■ **WHAT THE EXERCISE ASKS**: The listing beneath should be written out in full, exactly as shown.

■ **RECORDS SHOWN**:
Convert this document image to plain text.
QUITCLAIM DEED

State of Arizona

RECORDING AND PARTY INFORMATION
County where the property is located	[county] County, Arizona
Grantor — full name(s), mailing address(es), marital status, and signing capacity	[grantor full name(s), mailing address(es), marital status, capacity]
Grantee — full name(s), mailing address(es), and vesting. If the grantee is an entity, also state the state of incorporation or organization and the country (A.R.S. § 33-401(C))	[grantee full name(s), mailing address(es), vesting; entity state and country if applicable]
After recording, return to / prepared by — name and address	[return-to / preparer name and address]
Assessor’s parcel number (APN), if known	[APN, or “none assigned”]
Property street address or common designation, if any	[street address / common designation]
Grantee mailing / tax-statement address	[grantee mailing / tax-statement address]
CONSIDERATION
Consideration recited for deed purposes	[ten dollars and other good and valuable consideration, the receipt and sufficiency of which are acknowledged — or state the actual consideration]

■ **FINAL RESULT**:
Convert this document image to plain text.
QUITCLAIM DEED

State of Arizona

RECORDING AND PARTY INFORMATION
County where the property is located	[county] County, Arizona
Grantor — full name(s), mailing address(es), marital status, and signing capacity	[grantor full name(s), mailing address(es), marital status, capacity]
Grantee — full name(s), mailing address(es), and vesting. If the grantee is an entity, also state the state of incorporation or organization and the country (A.R.S. § 33-401(C))	[grantee full name(s), mailing address(es), vesting; entity state and country if applicable]
After recording, return to / prepared by — name and address	[return-to / preparer name and address]
Assessor’s parcel number (APN), if known	[APN, or “none assigned”]
Property street address or common designation, if any	[street address / common designation]
Grantee mailing / tax-statement address	[grantee mailing / tax-statement address]
CONSIDERATION
Consideration recited for deed purposes	[ten dollars and other good and valuable consideration, the receipt and sufficiency of which are acknowledged — or state the actual consideration]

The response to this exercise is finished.